=== Data supplied ===

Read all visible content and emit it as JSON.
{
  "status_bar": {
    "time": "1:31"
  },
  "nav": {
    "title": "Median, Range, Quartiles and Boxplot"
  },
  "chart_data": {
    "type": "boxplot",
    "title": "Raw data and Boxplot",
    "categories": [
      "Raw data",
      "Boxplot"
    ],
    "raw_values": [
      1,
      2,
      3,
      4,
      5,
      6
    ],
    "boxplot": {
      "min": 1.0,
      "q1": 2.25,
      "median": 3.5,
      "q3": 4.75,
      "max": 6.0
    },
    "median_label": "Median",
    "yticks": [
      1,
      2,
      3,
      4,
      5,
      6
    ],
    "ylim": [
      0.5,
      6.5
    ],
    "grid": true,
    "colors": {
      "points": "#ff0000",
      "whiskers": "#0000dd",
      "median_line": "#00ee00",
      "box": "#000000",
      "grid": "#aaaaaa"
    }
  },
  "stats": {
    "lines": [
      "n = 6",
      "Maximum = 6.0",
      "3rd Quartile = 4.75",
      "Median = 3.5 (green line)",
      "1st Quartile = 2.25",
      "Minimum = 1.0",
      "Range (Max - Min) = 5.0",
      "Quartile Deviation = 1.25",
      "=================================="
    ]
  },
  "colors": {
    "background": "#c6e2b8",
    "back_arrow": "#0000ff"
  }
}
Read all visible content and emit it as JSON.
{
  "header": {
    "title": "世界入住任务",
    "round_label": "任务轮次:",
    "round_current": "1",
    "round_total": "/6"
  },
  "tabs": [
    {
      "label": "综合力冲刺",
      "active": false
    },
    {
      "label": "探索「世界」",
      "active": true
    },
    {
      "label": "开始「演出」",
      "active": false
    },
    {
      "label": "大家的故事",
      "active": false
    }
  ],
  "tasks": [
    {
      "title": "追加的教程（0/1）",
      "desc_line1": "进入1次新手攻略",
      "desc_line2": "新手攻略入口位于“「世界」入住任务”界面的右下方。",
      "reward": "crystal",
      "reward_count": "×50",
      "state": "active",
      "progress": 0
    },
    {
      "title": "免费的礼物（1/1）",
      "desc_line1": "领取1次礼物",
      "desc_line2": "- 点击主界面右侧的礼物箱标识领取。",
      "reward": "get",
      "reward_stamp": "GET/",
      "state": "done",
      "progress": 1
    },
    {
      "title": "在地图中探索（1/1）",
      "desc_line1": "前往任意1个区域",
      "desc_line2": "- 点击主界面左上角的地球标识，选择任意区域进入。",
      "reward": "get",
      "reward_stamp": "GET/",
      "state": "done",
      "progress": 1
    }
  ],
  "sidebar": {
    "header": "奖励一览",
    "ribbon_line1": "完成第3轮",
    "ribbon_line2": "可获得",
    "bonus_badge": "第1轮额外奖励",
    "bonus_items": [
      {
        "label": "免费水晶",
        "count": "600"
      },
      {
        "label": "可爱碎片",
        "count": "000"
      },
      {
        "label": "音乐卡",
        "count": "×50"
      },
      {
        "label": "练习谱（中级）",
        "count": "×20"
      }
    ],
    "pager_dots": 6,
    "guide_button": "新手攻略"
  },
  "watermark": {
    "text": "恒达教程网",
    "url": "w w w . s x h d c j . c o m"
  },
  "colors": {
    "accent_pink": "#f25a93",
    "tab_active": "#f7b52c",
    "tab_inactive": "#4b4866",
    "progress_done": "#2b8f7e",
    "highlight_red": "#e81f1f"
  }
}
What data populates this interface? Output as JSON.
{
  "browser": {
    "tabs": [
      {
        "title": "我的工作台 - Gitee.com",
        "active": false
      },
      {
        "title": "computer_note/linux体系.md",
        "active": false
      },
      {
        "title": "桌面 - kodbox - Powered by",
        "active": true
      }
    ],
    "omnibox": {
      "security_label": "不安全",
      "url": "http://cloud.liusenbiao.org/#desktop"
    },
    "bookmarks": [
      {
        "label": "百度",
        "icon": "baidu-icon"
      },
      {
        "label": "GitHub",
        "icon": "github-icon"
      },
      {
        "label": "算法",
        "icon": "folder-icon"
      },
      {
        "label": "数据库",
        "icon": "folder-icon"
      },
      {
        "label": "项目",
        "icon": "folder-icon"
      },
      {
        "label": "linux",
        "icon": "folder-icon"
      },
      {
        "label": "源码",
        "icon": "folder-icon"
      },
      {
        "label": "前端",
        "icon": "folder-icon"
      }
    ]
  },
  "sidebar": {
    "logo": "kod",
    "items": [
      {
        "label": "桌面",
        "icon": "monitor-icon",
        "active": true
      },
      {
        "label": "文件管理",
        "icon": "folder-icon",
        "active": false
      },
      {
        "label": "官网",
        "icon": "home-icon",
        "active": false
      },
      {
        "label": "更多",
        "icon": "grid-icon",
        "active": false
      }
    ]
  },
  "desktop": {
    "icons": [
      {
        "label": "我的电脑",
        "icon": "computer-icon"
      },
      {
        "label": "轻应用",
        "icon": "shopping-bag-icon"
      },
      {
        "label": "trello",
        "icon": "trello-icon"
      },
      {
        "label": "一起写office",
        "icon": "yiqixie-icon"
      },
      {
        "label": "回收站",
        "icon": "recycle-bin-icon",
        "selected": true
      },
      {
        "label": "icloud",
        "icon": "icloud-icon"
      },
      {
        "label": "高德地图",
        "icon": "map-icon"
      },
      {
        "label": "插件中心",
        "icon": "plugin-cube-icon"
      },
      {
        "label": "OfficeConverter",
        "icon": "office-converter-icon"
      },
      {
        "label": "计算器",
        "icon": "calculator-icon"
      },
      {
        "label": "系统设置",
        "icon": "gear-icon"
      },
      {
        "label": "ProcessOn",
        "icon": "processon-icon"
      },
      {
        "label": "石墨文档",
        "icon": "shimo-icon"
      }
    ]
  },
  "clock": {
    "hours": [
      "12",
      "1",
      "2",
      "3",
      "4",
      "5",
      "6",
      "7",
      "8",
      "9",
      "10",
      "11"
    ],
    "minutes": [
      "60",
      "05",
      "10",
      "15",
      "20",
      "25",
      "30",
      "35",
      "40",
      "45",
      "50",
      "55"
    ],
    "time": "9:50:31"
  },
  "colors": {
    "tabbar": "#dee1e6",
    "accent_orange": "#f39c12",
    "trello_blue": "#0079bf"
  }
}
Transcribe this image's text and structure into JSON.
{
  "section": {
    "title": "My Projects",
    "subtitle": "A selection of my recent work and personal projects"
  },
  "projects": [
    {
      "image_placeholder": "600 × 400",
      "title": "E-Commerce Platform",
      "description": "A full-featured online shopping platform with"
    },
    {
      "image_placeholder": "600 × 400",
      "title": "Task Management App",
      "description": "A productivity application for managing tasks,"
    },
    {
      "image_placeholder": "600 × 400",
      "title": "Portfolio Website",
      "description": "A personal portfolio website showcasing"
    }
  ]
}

===

**Stated problem:** Return each entry from above without altering a single character.

**Response to this exercise:**
Read all visible content and emit it as JSON.
{
  "status_bar": {
    "time": "1:31"
  },
  "nav": {
    "title": "Median, Range, Quartiles and Boxplot"
  },
  "chart_data": {
    "type": "boxplot",
    "title": "Raw data and Boxplot",
    "categories": [
      "Raw data",
      "Boxplot"
    ],
    "raw_values": [
      1,
      2,
      3,
      4,
      5,
      6
    ],
    "boxplot": {
      "min": 1.0,
      "q1": 2.25,
      "median": 3.5,
      "q3": 4.75,
      "max": 6.0
    },
    "median_label": "Median",
    "yticks": [
      1,
      2,
      3,
      4,
      5,
      6
    ],
    "ylim": [
      0.5,
      6.5
    ],
    "grid": true,
    "colors": {
      "points": "#ff0000",
      "whiskers": "#0000dd",
      "median_line": "#00ee00",
      "box": "#000000",
      "grid": "#aaaaaa"
    }
  },
  "stats": {
    "lines": [
      "n = 6",
      "Maximum = 6.0",
      "3rd Quartile = 4.75",
      "Median = 3.5 (green line)",
      "1st Quartile = 2.25",
      "Minimum = 1.0",
      "Range (Max - Min) = 5.0",
      "Quartile Deviation = 1.25",
      "=================================="
    ]
  },
  "colors": {
    "background": "#c6e2b8",
    "back_arrow": "#0000ff"
  }
}
Read all visible content and emit it as JSON.
{
  "header": {
    "title": "世界入住任务",
    "round_label": "任务轮次:",
    "round_current": "1",
    "round_total": "/6"
  },
  "tabs": [
    {
      "label": "综合力冲刺",
      "active": false
    },
    {
      "label": "探索「世界」",
      "active": true
    },
    {
      "label": "开始「演出」",
      "active": false
    },
    {
      "label": "大家的故事",
      "active": false
    }
  ],
  "tasks": [
    {
      "title": "追加的教程（0/1）",
      "desc_line1": "进入1次新手攻略",
      "desc_line2": "新手攻略入口位于“「世界」入住任务”界面的右下方。",
      "reward": "crystal",
      "reward_count": "×50",
      "state": "active",
      "progress": 0
    },
    {
      "title": "免费的礼物（1/1）",
      "desc_line1": "领取1次礼物",
      "desc_line2": "- 点击主界面右侧的礼物箱标识领取。",
      "reward": "get",
      "reward_stamp": "GET/",
      "state": "done",
      "progress": 1
    },
    {
      "title": "在地图中探索（1/1）",
      "desc_line1": "前往任意1个区域",
      "desc_line2": "- 点击主界面左上角的地球标识，选择任意区域进入。",
      "reward": "get",
      "reward_stamp": "GET/",
      "state": "done",
      "progress": 1
    }
  ],
  "sidebar": {
    "header": "奖励一览",
    "ribbon_line1": "完成第3轮",
    "ribbon_line2": "可获得",
    "bonus_badge": "第1轮额外奖励",
    "bonus_items": [
      {
        "label": "免费水晶",
        "count": "600"
      },
      {
        "label": "可爱碎片",
        "count": "000"
      },
      {
        "label": "音乐卡",
        "count": "×50"
      },
      {
        "label": "练习谱（中级）",
        "count": "×20"
      }
    ],
    "pager_dots": 6,
    "guide_button": "新手攻略"
  },
  "watermark": {
    "text": "恒达教程网",
    "url": "w w w . s x h d c j . c o m"
  },
  "colors": {
    "accent_pink": "#f25a93",
    "tab_active": "#f7b52c",
    "tab_inactive": "#4b4866",
    "progress_done": "#2b8f7e",
    "highlight_red": "#e81f1f"
  }
}
What data populates this interface? Output as JSON.
{
  "browser": {
    "tabs": [
      {
        "title": "我的工作台 - Gitee.com",
        "active": false
      },
      {
        "title": "computer_note/linux体系.md",
        "active": false
      },
      {
        "title": "桌面 - kodbox - Powered by",
        "active": true
      }
    ],
    "omnibox": {
      "security_label": "不安全",
      "url": "http://cloud.liusenbiao.org/#desktop"
    },
    "bookmarks": [
      {
        "label": "百度",
        "icon": "baidu-icon"
      },
      {
        "label": "GitHub",
        "icon": "github-icon"
      },
      {
        "label": "算法",
        "icon": "folder-icon"
      },
      {
        "label": "数据库",
        "icon": "folder-icon"
      },
      {
        "label": "项目",
        "icon": "folder-icon"
      },
      {
        "label": "linux",
        "icon": "folder-icon"
      },
      {
        "label": "源码",
        "icon": "folder-icon"
      },
      {
        "label": "前端",
        "icon": "folder-icon"
      }
    ]
  },
  "sidebar": {
    "logo": "kod",
    "items": [
      {
        "label": "桌面",
        "icon": "monitor-icon",
        "active": true
      },
      {
        "label": "文件管理",
        "icon": "folder-icon",
        "active": false
      },
      {
        "label": "官网",
        "icon": "home-icon",
        "active": false
      },
      {
        "label": "更多",
        "icon": "grid-icon",
        "active": false
      }
    ]
  },
  "desktop": {
    "icons": [
      {
        "label": "我的电脑",
        "icon": "computer-icon"
      },
      {
        "label": "轻应用",
        "icon": "shopping-bag-icon"
      },
      {
        "label": "trello",
        "icon": "trello-icon"
      },
      {
        "label": "一起写office",
        "icon": "yiqixie-icon"
      },
      {
        "label": "回收站",
        "icon": "recycle-bin-icon",
        "selected": true
      },
      {
        "label": "icloud",
        "icon": "icloud-icon"
      },
      {
        "label": "高德地图",
        "icon": "map-icon"
      },
      {
        "label": "插件中心",
        "icon": "plugin-cube-icon"
      },
      {
        "label": "OfficeConverter",
        "icon": "office-converter-icon"
      },
      {
        "label": "计算器",
        "icon": "calculator-icon"
      },
      {
        "label": "系统设置",
        "icon": "gear-icon"
      },
      {
        "label": "ProcessOn",
        "icon": "processon-icon"
      },
      {
        "label": "石墨文档",
        "icon": "shimo-icon"
      }
    ]
  },
  "clock": {
    "hours": [
      "12",
      "1",
      "2",
      "3",
      "4",
      "5",
      "6",
      "7",
      "8",
      "9",
      "10",
      "11"
    ],
    "minutes": [
      "60",
      "05",
      "10",
      "15",
      "20",
      "25",
      "30",
      "35",
      "40",
      "45",
      "50",
      "55"
    ],
    "time": "9:50:31"
  },
  "colors": {
    "tabbar": "#dee1e6",
    "accent_orange": "#f39c12",
    "trello_blue": "#0079bf"
  }
}
Transcribe this image's text and structure into JSON.
{
  "section": {
    "title": "My Projects",
    "subtitle": "A selection of my recent work and personal projects"
  },
  "projects": [
    {
      "image_placeholder": "600 × 400",
      "title": "E-Commerce Platform",
      "description": "A full-featured online shopping platform with"
    },
    {
      "image_placeholder": "600 × 400",
      "title": "Task Management App",
      "description": "A productivity application for managing tasks,"
    },
    {
      "image_placeholder": "600 × 400",
      "title": "Portfolio Website",
      "description": "A personal portfolio website showcasing"
    }
  ]
}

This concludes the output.